GIVEN TASK -> Search the material for the string "besoin", then return every line where it is found.

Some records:
******
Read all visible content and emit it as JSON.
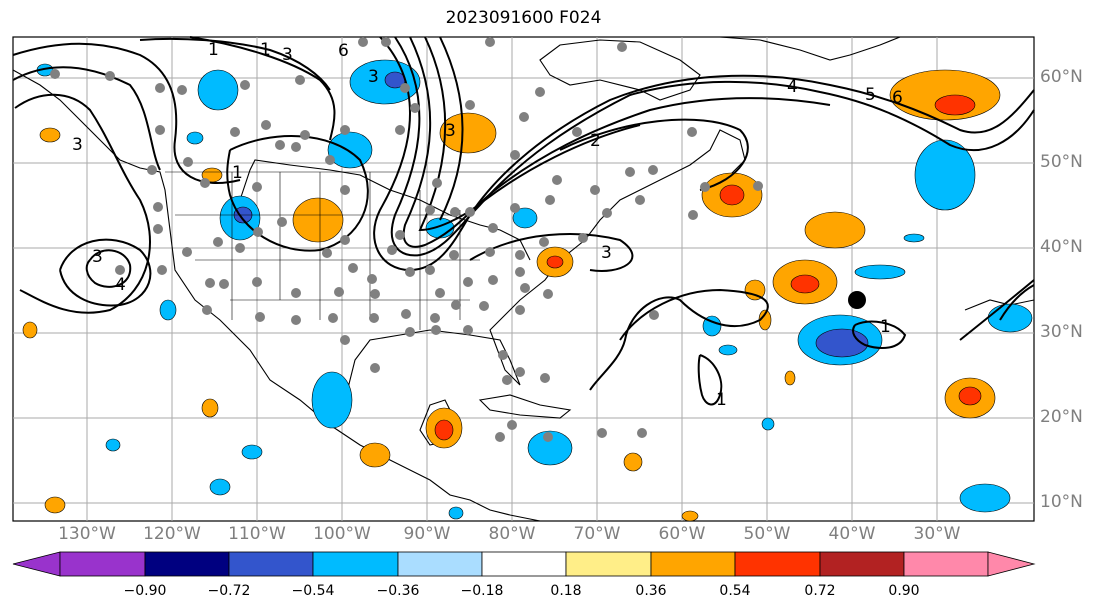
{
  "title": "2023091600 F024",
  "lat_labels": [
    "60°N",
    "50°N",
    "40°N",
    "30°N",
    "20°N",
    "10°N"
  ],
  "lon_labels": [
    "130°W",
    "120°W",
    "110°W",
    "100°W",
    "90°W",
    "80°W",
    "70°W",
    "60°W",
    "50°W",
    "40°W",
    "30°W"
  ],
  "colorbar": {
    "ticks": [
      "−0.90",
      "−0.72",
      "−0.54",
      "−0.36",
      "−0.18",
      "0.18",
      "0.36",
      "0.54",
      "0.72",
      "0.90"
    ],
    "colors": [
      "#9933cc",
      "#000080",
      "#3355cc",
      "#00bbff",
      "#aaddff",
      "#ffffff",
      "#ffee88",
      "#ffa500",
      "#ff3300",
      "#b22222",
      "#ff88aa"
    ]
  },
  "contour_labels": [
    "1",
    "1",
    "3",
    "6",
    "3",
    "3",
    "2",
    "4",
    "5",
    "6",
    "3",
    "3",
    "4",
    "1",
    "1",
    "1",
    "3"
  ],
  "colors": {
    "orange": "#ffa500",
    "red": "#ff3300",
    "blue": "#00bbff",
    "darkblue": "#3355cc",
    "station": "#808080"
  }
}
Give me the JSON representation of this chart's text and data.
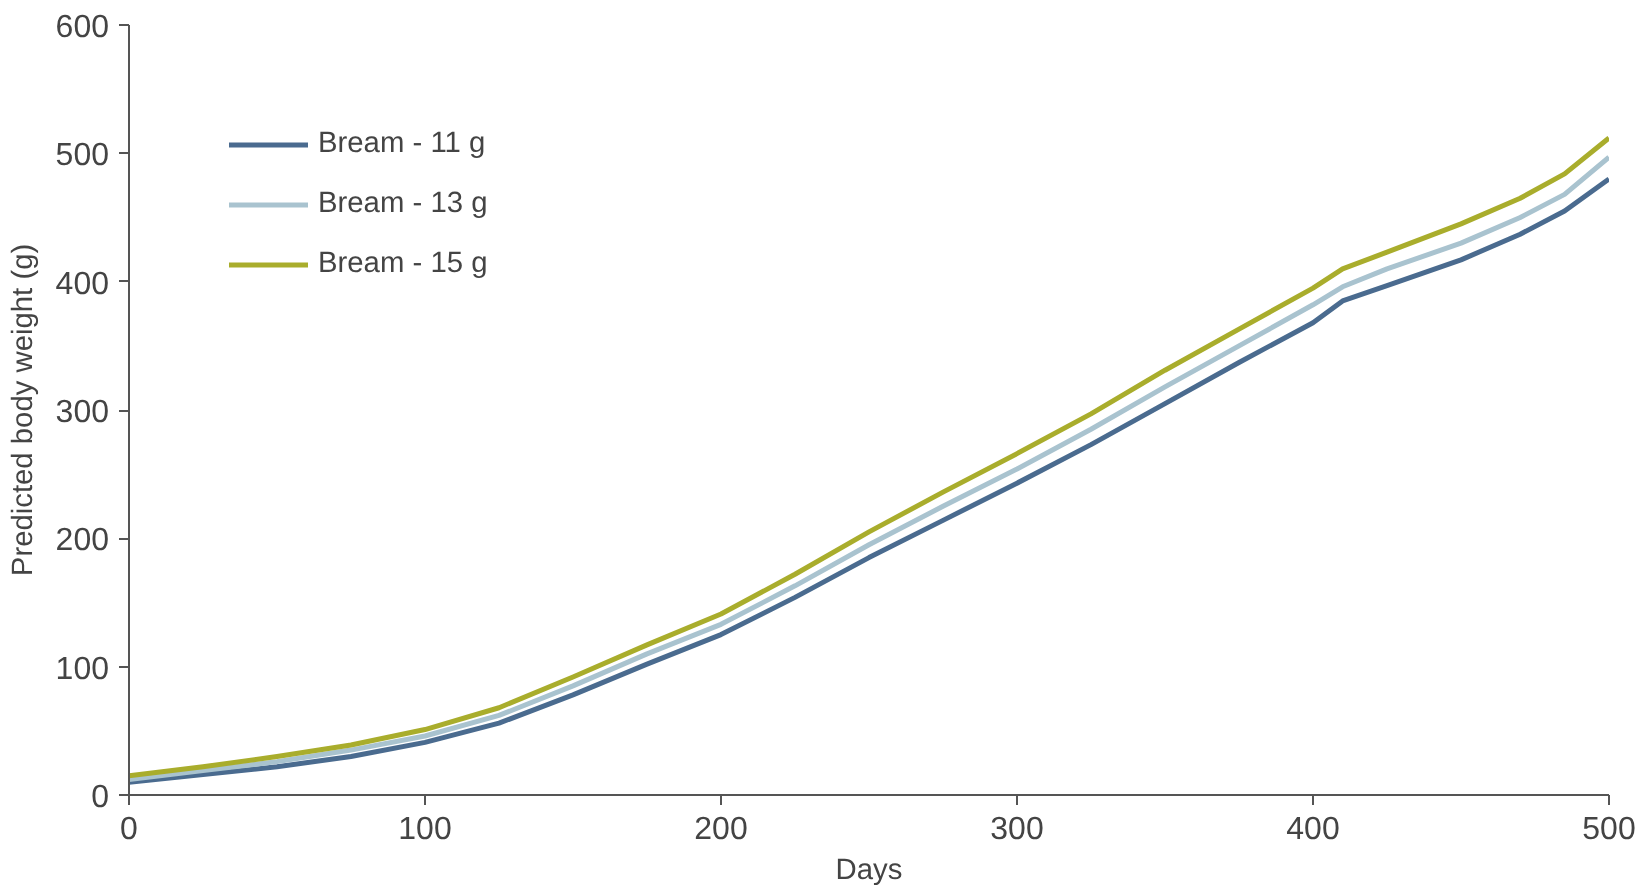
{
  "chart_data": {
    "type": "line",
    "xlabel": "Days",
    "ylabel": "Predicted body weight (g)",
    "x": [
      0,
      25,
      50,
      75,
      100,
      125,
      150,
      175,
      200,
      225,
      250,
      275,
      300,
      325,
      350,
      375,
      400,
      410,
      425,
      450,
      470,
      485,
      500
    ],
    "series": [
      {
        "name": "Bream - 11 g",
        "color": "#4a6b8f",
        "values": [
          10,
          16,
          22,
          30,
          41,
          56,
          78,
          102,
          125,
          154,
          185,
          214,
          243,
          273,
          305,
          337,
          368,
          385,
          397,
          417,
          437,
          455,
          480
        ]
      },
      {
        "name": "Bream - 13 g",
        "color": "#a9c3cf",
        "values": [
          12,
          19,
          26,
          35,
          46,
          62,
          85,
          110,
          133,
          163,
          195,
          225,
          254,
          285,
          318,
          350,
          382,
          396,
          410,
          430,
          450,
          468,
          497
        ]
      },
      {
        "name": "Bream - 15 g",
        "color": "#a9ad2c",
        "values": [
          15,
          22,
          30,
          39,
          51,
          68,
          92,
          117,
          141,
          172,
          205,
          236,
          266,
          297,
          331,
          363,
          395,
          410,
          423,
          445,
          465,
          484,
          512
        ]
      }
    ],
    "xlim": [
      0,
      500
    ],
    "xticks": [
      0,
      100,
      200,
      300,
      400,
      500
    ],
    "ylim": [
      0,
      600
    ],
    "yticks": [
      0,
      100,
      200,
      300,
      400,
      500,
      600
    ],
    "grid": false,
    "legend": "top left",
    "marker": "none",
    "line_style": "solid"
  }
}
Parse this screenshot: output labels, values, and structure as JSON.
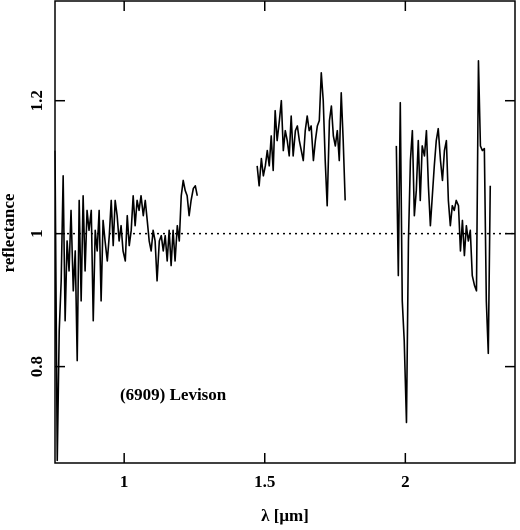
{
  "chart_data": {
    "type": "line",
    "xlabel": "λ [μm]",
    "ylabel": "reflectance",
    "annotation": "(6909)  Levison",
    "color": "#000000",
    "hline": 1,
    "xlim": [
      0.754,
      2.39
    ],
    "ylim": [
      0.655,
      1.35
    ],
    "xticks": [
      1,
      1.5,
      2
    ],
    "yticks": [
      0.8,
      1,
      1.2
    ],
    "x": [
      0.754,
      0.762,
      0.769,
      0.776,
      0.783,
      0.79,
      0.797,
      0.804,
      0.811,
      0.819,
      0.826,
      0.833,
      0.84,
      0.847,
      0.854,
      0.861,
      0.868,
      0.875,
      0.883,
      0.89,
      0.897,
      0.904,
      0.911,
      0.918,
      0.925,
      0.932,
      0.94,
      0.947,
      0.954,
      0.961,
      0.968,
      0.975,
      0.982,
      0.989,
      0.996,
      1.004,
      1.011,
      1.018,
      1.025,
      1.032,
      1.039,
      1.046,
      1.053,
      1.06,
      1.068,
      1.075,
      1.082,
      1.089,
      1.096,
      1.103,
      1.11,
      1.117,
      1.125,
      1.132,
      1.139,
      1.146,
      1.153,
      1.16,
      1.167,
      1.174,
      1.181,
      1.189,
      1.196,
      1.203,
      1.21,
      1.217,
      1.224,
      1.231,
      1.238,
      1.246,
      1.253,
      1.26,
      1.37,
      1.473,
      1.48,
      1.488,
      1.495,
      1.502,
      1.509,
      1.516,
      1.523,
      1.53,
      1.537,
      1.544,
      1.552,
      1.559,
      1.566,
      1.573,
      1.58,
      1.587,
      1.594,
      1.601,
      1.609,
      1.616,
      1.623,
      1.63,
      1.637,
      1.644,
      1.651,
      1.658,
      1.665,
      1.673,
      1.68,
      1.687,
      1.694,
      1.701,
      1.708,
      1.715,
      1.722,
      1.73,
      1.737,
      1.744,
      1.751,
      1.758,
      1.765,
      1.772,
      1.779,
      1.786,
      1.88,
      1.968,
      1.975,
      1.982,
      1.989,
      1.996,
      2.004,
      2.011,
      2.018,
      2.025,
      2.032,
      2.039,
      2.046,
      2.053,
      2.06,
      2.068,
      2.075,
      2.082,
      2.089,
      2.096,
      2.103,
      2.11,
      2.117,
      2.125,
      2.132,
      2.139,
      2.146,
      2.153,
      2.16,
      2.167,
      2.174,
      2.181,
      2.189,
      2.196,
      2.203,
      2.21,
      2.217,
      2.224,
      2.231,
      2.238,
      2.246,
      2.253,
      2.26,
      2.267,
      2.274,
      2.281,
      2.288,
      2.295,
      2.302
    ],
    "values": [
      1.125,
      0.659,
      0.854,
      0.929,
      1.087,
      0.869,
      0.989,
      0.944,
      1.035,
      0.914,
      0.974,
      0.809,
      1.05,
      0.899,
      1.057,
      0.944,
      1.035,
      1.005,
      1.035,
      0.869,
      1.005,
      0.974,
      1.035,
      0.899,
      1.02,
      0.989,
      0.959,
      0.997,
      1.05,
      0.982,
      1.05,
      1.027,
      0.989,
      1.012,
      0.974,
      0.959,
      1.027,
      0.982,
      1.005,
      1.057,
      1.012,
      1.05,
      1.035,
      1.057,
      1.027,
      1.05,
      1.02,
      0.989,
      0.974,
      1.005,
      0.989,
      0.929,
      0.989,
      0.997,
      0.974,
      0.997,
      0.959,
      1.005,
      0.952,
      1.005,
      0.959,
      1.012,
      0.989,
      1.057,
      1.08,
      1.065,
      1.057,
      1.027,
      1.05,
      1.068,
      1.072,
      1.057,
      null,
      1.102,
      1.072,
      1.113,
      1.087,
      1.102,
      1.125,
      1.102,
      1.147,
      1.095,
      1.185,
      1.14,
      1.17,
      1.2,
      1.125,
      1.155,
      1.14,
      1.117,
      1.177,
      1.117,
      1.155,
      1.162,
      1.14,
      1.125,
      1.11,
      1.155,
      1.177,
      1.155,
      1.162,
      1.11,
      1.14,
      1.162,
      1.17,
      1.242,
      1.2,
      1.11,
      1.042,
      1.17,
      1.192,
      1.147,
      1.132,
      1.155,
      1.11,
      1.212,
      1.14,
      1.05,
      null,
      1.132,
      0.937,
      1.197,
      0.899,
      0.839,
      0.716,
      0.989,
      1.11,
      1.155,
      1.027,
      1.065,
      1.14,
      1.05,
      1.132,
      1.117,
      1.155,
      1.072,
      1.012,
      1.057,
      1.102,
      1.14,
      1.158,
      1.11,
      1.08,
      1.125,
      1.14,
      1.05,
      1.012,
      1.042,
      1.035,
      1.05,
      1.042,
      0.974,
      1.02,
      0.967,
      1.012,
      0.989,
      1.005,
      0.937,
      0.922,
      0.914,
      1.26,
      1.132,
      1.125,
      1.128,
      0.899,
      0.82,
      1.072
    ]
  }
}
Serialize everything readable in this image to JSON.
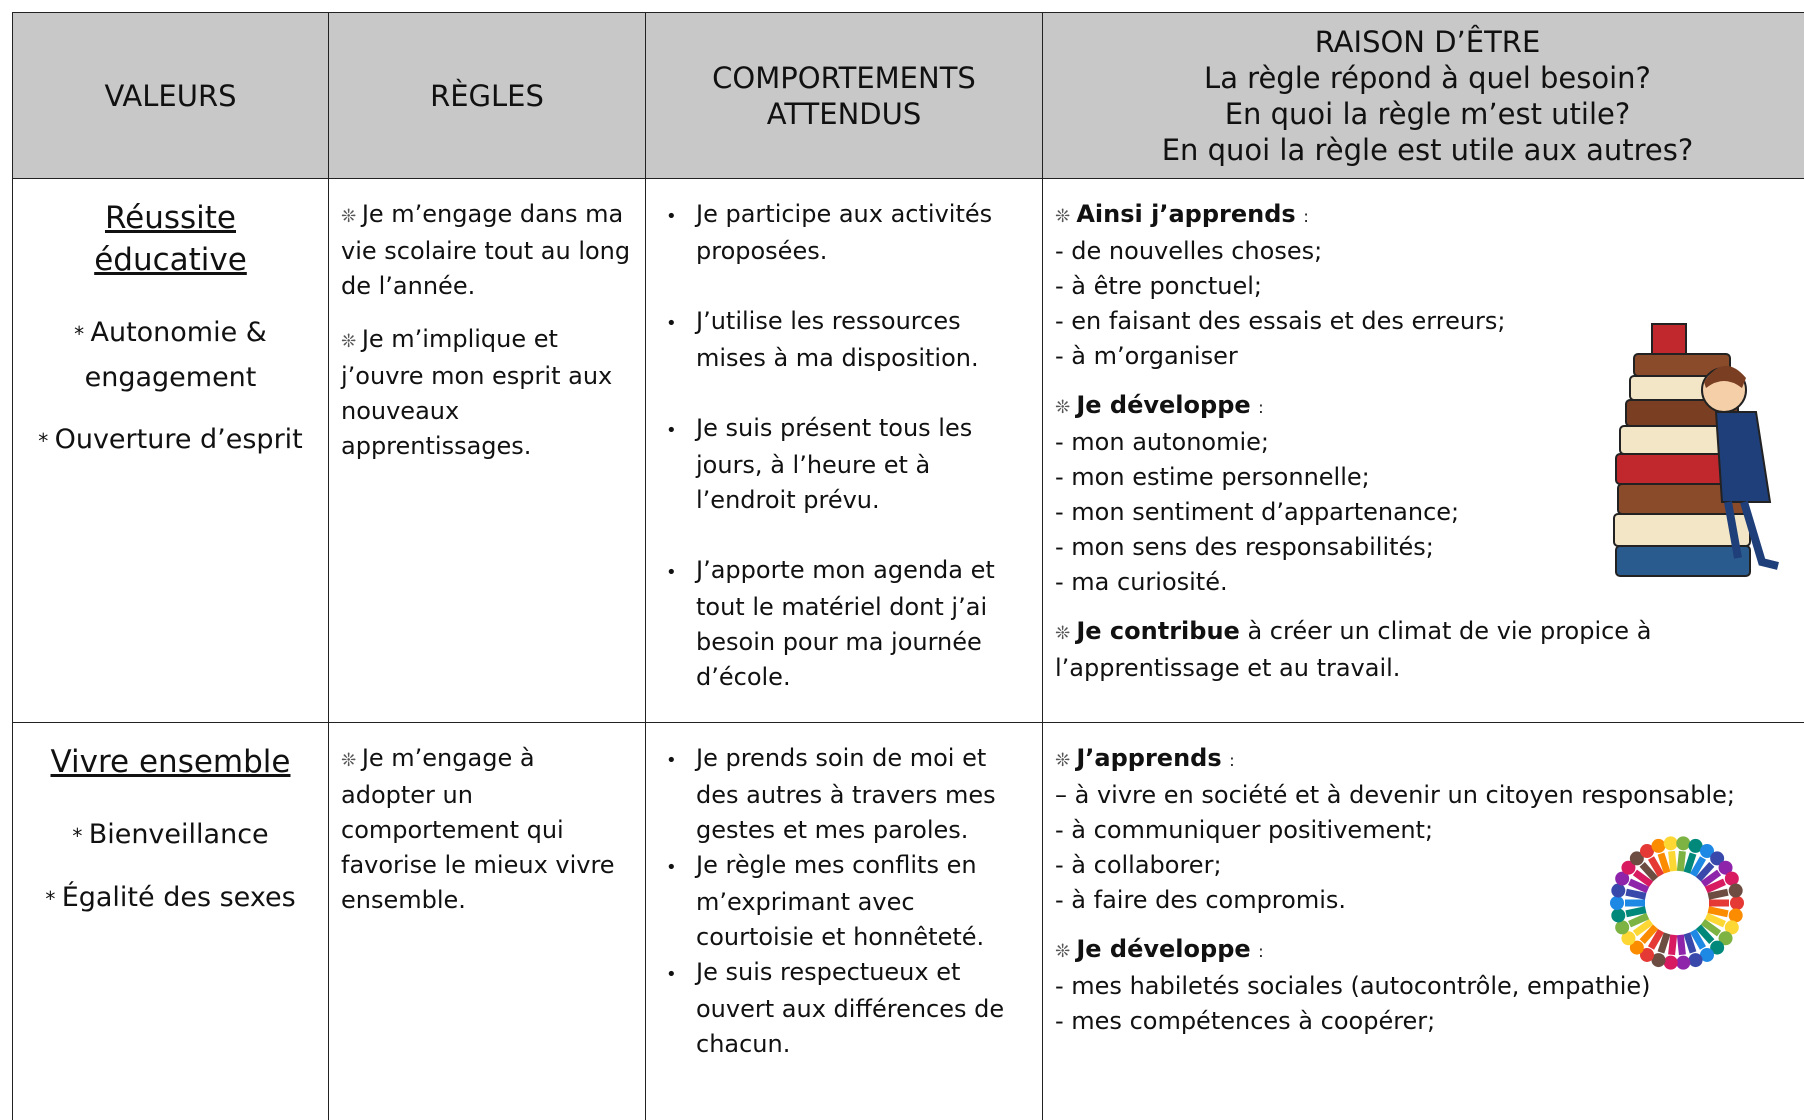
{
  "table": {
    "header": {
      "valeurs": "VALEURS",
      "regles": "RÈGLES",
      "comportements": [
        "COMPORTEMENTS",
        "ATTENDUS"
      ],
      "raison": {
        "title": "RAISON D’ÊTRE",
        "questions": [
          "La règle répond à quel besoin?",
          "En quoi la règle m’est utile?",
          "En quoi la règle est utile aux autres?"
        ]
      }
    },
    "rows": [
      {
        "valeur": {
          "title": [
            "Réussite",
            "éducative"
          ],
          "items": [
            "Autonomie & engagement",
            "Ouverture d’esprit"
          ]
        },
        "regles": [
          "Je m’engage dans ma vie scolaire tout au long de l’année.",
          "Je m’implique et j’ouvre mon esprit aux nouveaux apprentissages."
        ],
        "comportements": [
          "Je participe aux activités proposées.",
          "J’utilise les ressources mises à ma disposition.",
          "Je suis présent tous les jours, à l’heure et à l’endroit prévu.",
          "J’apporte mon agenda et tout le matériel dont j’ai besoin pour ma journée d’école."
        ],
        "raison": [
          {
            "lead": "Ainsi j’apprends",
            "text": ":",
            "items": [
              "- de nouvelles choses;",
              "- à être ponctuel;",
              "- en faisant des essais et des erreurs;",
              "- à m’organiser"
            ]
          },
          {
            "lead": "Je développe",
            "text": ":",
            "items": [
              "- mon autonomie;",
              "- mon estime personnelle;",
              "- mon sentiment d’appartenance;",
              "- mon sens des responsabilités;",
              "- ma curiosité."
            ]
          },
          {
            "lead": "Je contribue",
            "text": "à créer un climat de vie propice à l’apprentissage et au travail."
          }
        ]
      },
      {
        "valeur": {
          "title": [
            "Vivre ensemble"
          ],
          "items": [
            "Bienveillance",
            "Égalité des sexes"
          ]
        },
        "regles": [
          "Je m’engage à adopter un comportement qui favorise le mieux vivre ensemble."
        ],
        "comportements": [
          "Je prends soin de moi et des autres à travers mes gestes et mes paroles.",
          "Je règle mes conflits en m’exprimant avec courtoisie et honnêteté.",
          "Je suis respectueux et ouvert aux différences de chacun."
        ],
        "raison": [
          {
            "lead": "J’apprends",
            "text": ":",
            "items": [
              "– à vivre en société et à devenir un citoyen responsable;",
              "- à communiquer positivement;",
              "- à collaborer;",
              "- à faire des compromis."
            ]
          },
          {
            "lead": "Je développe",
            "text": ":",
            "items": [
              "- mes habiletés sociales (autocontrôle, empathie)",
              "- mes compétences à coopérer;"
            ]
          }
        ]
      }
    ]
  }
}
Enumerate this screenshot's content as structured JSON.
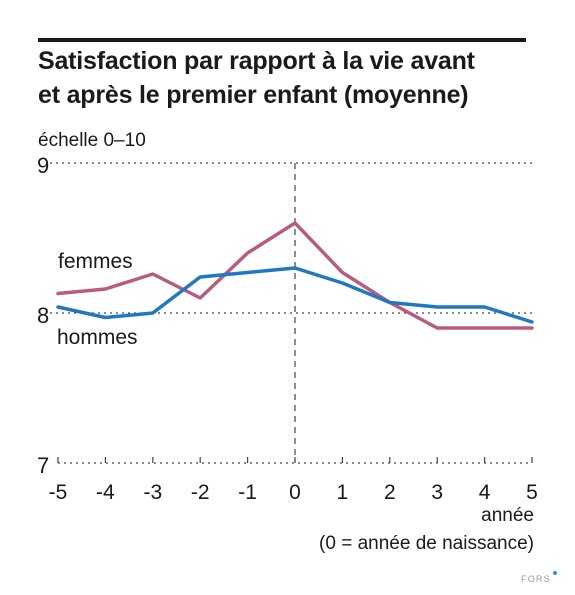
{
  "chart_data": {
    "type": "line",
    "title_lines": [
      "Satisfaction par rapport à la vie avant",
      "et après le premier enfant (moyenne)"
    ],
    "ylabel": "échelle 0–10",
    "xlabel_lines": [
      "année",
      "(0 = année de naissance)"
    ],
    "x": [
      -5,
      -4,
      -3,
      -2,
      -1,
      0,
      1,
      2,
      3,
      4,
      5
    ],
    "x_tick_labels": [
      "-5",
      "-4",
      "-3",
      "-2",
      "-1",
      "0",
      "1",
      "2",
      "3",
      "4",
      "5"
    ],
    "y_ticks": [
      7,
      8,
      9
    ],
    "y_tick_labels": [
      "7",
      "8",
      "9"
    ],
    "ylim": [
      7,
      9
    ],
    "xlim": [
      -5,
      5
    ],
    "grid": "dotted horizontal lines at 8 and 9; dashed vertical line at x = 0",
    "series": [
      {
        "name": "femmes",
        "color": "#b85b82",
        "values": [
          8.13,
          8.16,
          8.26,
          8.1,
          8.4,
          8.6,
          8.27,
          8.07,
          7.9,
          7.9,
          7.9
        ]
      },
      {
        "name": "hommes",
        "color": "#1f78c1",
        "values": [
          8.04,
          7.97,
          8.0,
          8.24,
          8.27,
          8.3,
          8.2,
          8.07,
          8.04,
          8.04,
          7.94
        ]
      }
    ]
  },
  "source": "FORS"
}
******
REPLY TO THE TASK ->
          "La règle répond à quel besoin?",
          "J’apporte mon agenda et tout le matériel dont j’ai besoin pour ma journée d’école."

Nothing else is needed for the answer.